Your instructions
Skip the pictures and extract all of the lines exactly as written.

## Begin

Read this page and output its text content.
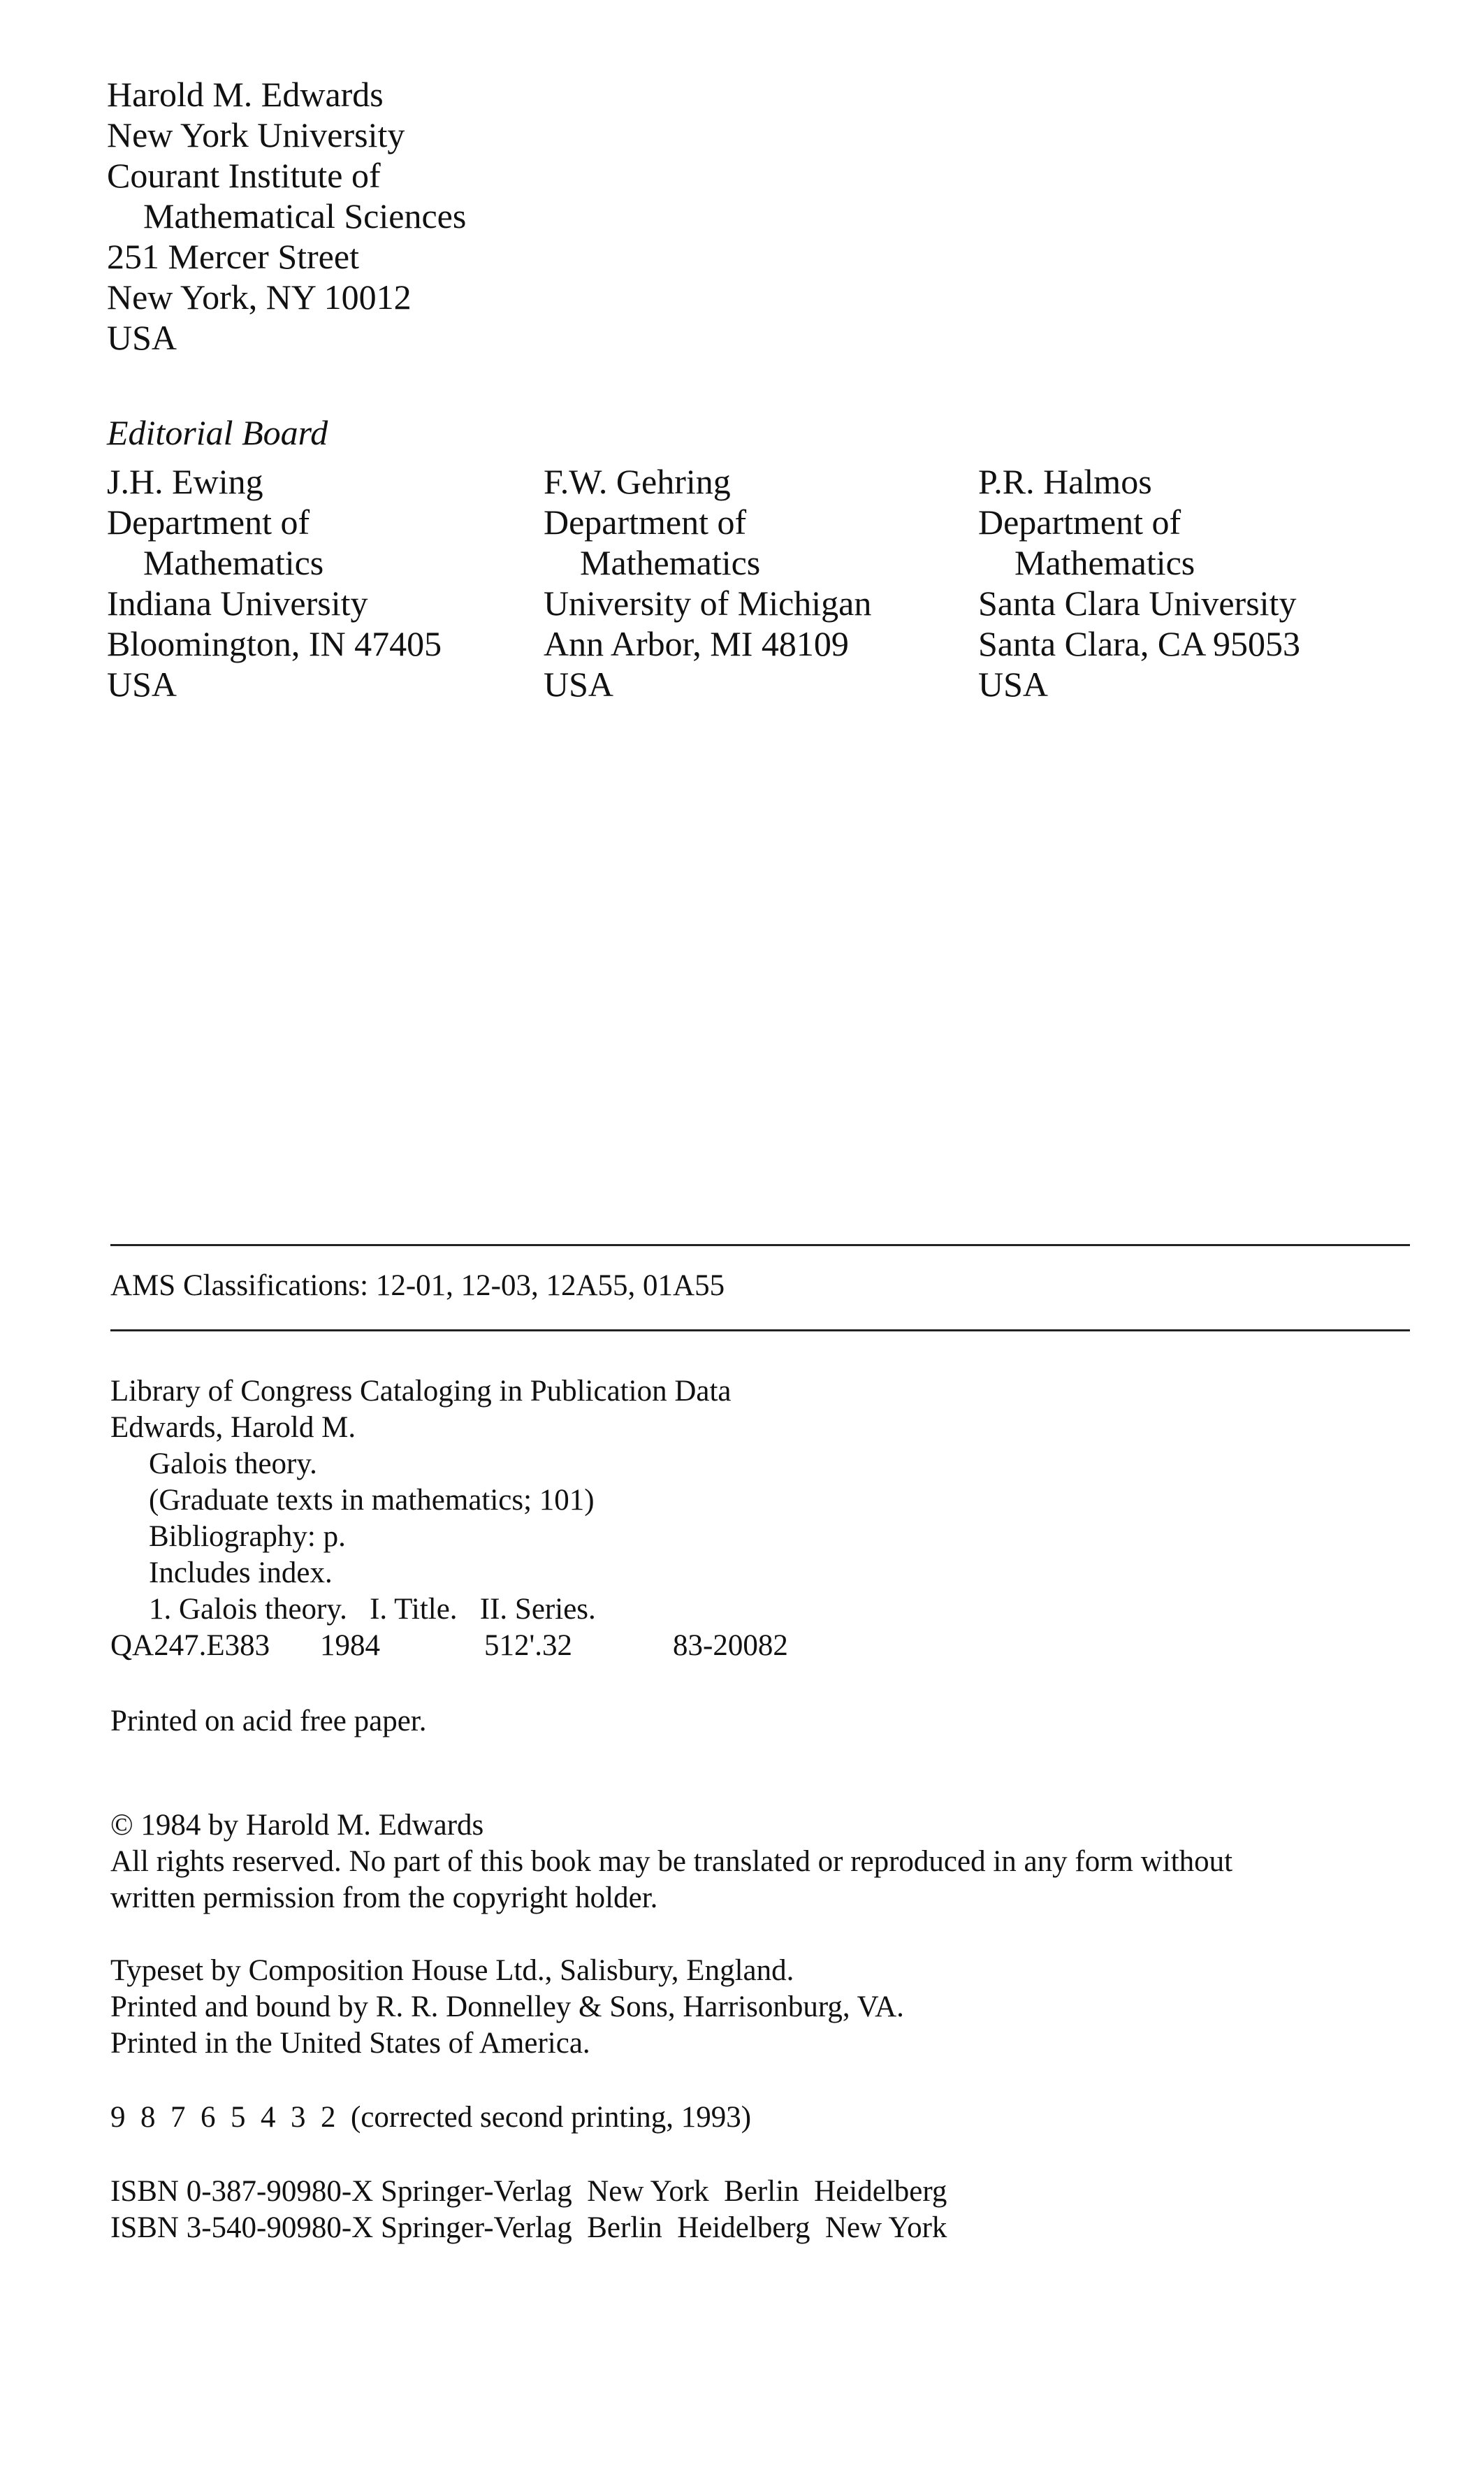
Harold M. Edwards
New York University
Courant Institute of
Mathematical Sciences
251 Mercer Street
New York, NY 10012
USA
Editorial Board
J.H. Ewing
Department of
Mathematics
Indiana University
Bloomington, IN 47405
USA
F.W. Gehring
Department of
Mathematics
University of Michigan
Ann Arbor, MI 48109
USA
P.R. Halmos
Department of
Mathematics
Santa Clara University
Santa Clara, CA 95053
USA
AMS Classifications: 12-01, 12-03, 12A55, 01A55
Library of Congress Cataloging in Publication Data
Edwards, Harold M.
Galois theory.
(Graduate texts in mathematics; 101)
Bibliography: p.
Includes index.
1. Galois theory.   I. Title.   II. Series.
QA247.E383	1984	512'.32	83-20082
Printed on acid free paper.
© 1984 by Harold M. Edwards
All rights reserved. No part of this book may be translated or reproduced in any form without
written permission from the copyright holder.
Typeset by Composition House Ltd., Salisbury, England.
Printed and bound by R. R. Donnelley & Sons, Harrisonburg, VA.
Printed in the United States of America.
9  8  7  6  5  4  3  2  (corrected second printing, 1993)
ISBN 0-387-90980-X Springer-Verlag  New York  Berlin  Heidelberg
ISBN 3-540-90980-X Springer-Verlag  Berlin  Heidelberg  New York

## End

Solution for this task
Read this page and output its text content.
Harold M. Edwards
New York University
Courant Institute of
Mathematical Sciences
251 Mercer Street
New York, NY 10012
USA
Editorial Board
J.H. Ewing
Department of
Mathematics
Indiana University
Bloomington, IN 47405
USA
F.W. Gehring
Department of
Mathematics
University of Michigan
Ann Arbor, MI 48109
USA
P.R. Halmos
Department of
Mathematics
Santa Clara University
Santa Clara, CA 95053
USA
AMS Classifications: 12-01, 12-03, 12A55, 01A55
Library of Congress Cataloging in Publication Data
Edwards, Harold M.
Galois theory.
(Graduate texts in mathematics; 101)
Bibliography: p.
Includes index.
1. Galois theory.   I. Title.   II. Series.
QA247.E383	1984	512'.32	83-20082
Printed on acid free paper.
© 1984 by Harold M. Edwards
All rights reserved. No part of this book may be translated or reproduced in any form without
written permission from the copyright holder.
Typeset by Composition House Ltd., Salisbury, England.
Printed and bound by R. R. Donnelley & Sons, Harrisonburg, VA.
Printed in the United States of America.
9  8  7  6  5  4  3  2  (corrected second printing, 1993)
ISBN 0-387-90980-X Springer-Verlag  New York  Berlin  Heidelberg
ISBN 3-540-90980-X Springer-Verlag  Berlin  Heidelberg  New York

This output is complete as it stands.